Supplied passage Start Marker

After production, the series continued to air in reruns. In 2012, it was announced that Steve Rotfeld Productions would offer one-hour editions. As of 2015, the series airs sporadically on the broadcast digital network Decades.

In 2021 Greatest Sports Legends Then and Now premiered with hosts Wes Hall and Greg Murphy as they compare the legends of yesteryear (featuring clips of them on Greatest Sports Legends) to the stars of most recent times and today.

===Xploration Station===
In Fall of 2014, SRP will begin programming a two-hour weekly block for Fox Television Stations under a syndication agreement entitled Xploration Station. With Sinclair Broadcasting Group adding Xploration Station to its station for five years starting in the fall 2016, the block added another hour. Xploration Station has received two Daytime Emmy Awards: Xploration Earth 2050 won in the category of Outstanding Special Class Series in 2018, and Weird But True!, a co-production with National Geographic Kids, won in the category of Outstanding Educational Informational Series in 2019.

==The WorkShop==
In 2008, Steve Rotfeld established The WorkShop with SRP producer Tom Farrell. The full-service media production company currently produces the Golf Channel's The Haney Project, and Independence USA on GBTV, Glenn Beck's live streaming video network.

Past WorkShop series include Donald J. Trump's Fabulous World of Golf and Golf in America.

Supplied passage End Marker
Extracted entries Start Marker

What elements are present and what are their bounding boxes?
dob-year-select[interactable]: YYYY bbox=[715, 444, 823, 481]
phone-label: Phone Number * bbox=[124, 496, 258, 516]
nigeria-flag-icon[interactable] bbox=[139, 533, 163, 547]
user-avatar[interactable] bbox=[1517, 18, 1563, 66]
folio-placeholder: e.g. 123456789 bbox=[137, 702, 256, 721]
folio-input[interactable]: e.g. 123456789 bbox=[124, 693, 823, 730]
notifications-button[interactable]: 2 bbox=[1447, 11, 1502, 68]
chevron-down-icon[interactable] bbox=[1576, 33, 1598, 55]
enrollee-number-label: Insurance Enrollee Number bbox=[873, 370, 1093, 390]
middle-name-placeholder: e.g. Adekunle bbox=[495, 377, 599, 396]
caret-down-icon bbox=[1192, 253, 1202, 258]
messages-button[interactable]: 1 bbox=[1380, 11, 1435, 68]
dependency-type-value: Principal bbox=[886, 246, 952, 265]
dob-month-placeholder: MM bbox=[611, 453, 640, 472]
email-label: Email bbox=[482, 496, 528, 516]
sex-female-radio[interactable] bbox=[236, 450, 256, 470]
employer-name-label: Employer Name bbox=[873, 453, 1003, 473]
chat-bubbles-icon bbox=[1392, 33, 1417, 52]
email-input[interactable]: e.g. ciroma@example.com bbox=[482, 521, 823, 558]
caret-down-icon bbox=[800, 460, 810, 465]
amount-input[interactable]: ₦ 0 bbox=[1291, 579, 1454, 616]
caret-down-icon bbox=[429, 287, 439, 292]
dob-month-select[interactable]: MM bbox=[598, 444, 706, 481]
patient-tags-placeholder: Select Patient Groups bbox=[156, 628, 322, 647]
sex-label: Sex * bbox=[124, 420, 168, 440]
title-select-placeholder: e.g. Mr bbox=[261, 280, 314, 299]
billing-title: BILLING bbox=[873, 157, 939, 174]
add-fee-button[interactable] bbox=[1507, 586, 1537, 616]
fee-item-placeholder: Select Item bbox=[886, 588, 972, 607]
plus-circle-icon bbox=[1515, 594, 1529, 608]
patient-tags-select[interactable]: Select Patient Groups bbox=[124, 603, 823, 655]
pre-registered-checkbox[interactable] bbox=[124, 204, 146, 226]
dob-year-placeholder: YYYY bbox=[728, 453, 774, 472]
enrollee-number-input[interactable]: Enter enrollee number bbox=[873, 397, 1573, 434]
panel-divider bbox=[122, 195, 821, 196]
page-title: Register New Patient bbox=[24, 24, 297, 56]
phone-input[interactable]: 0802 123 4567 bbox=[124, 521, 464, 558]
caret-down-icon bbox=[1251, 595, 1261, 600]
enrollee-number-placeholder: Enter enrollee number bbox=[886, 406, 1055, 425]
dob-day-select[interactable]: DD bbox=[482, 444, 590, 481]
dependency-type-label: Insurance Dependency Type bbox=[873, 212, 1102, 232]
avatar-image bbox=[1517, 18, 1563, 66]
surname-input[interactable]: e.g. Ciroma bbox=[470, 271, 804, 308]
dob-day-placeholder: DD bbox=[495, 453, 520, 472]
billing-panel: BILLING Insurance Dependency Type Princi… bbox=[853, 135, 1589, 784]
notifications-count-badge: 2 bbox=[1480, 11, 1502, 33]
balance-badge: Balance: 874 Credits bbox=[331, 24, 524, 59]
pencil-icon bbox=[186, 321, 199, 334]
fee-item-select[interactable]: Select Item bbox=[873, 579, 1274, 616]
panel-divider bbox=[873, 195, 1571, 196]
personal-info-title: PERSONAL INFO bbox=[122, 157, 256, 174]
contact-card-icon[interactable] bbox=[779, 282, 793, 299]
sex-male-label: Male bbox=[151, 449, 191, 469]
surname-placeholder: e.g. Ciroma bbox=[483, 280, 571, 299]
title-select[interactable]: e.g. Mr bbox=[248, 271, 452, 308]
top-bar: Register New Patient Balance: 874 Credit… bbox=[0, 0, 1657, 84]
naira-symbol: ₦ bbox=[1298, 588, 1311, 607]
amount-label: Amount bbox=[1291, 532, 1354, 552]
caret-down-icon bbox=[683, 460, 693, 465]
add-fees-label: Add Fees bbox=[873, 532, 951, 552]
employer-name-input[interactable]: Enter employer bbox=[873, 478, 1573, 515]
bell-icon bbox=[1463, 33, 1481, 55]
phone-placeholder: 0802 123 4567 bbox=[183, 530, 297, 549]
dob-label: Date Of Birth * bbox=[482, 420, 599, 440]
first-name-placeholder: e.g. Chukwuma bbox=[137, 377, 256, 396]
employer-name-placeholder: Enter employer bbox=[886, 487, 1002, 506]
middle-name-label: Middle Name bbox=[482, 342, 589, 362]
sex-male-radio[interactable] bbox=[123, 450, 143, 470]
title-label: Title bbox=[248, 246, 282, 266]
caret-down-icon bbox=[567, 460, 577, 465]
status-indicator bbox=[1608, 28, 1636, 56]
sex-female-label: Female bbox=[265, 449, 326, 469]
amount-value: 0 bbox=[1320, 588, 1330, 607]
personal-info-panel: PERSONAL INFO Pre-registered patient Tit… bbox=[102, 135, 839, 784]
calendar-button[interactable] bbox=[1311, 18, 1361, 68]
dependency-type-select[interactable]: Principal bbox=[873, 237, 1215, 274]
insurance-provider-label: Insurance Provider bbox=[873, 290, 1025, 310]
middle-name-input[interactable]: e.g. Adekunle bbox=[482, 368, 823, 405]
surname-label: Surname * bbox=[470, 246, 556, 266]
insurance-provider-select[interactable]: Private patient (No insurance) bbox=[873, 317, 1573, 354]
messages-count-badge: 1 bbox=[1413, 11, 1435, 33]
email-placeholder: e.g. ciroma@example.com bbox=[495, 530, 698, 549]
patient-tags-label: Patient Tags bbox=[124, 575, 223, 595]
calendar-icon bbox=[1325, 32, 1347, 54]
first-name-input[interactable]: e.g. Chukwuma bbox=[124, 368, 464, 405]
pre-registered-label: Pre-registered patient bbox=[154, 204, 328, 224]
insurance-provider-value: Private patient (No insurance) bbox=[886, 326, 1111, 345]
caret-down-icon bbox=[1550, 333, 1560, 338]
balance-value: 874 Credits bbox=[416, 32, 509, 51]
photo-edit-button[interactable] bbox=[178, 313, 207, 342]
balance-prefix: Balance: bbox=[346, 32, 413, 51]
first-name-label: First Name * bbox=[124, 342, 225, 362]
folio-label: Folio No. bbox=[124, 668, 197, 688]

Extracted entries End Marker

* _Work to complete_:
A) Please reproduce the stretch from "In 2021 Greatest" through "Series in 2019." in the Steve Rotfeld Productions passage, word for word.
B) Extend the passage on Steve Rotfeld Productions, picking up after its final sentence.
The entries are separate material from the Steve Rotfeld Productions passage.

* _Exercise answers_:
A)
In 2021 Greatest Sports Legends Then and Now premiered with hosts Wes Hall and Greg Murphy as they compare the legends of yesteryear (featuring clips of them on Greatest Sports Legends) to the stars of most recent times and today.

===Xploration Station===
In Fall of 2014, SRP will begin programming a two-hour weekly block for Fox Television Stations under a syndication agreement entitled Xploration Station. With Sinclair Broadcasting Group adding Xploration Station to its station for five years starting in the fall 2016, the block added another hour. Xploration Station has received two Daytime Emmy Awards: Xploration Earth 2050 won in the category of Outstanding Special Class Series in 2018, and Weird But True!, a co-production with National Geographic Kids, won in the category of Outstanding Educational Informational Series in 2019.

B)
- Independence USA (GBTV): A reality series that follows Frank Belcastro and his family as they prepare to live life "off the grid" in the event of a potential catastrophe. The series premiered on GBTV, Glenn Beck's live-streaming video network, January 18, 2012.
- The Haney Project: Features Hank Haney (Tiger Woods's former swing coach) teaching a celebrity how to become a better golfer. The show has featured basketball player Charles Barkley; actor/comedian Ray Romano; and radio talk show host Rush Limbaugh. The fourth season of The Haney Project featured four celebrities: Adam Levine (Maroon 5 and The Voice), boxer Sugar Ray Leonard, chef Mario Batali, and former model Angie Everhart, competing against each other for the chance to win over $100,000 for the charity of their choice.
- Nuremberg: The Lost Testimony: A documentary by SRP and National Geographic about the Nuremberg Trials for Nazi Germany after the Second World War.